§ Job:
All entries must be repeated exactly; do not include the pictures.

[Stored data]
>>>>
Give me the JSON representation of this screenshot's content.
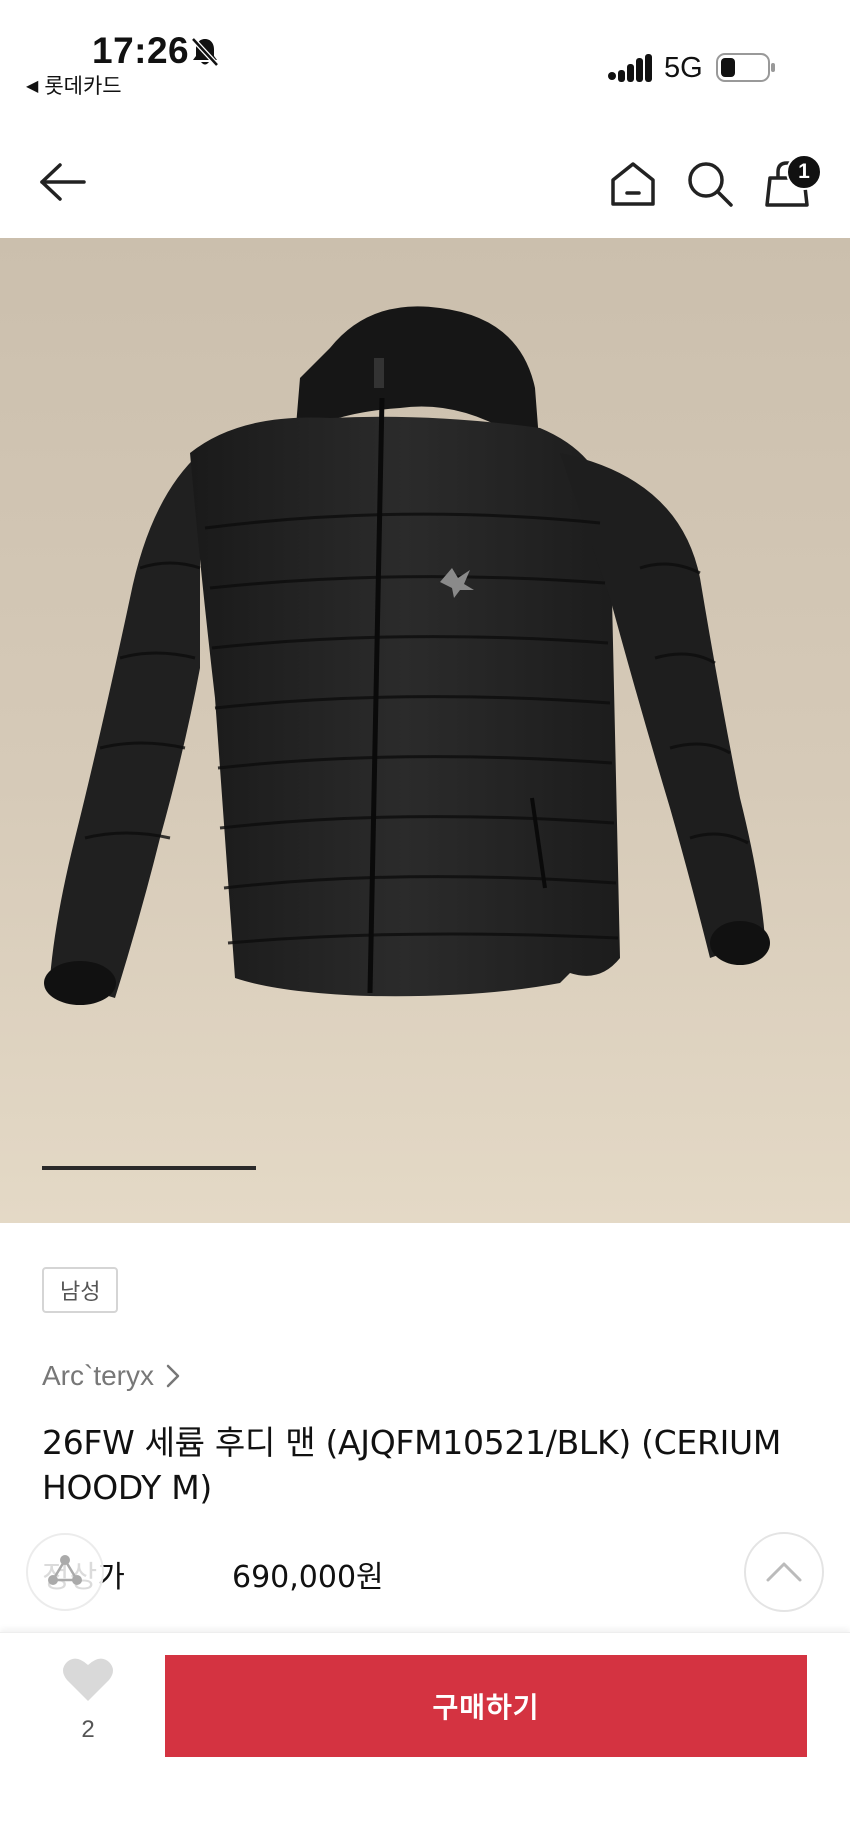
{
  "status_bar": {
    "time": "17:26",
    "back_app_label": "롯데카드",
    "network": "5G",
    "icons": [
      "bell-off-icon",
      "signal-icon",
      "battery-icon"
    ]
  },
  "header": {
    "icons": [
      "back-arrow-icon",
      "home-icon",
      "search-icon",
      "cart-icon"
    ],
    "cart_count": "1"
  },
  "gallery": {
    "image_alt": "product image",
    "progress": 0.28
  },
  "product": {
    "gender_tag": "남성",
    "brand": "Arc`teryx",
    "title": "26FW 세륨 후디 맨 (AJQFM10521/BLK) (CERIUM HOODY M)",
    "price_label": "정상가",
    "price_value": "690,000원"
  },
  "bottom_bar": {
    "wish_count": "2",
    "buy_label": "구매하기"
  },
  "colors": {
    "accent": "#d43341",
    "hero_bg": "#d6cab8"
  }
}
<<<<
§ Correct response:
Give me the JSON representation of this screenshot's content.
{
  "status_bar": {
    "time": "17:26",
    "back_app_label": "롯데카드",
    "network": "5G",
    "icons": [
      "bell-off-icon",
      "signal-icon",
      "battery-icon"
    ]
  },
  "header": {
    "icons": [
      "back-arrow-icon",
      "home-icon",
      "search-icon",
      "cart-icon"
    ],
    "cart_count": "1"
  },
  "gallery": {
    "image_alt": "product image",
    "progress": 0.28
  },
  "product": {
    "gender_tag": "남성",
    "brand": "Arc`teryx",
    "title": "26FW 세륨 후디 맨 (AJQFM10521/BLK) (CERIUM HOODY M)",
    "price_label": "정상가",
    "price_value": "690,000원"
  },
  "bottom_bar": {
    "wish_count": "2",
    "buy_label": "구매하기"
  },
  "colors": {
    "accent": "#d43341",
    "hero_bg": "#d6cab8"
  }
}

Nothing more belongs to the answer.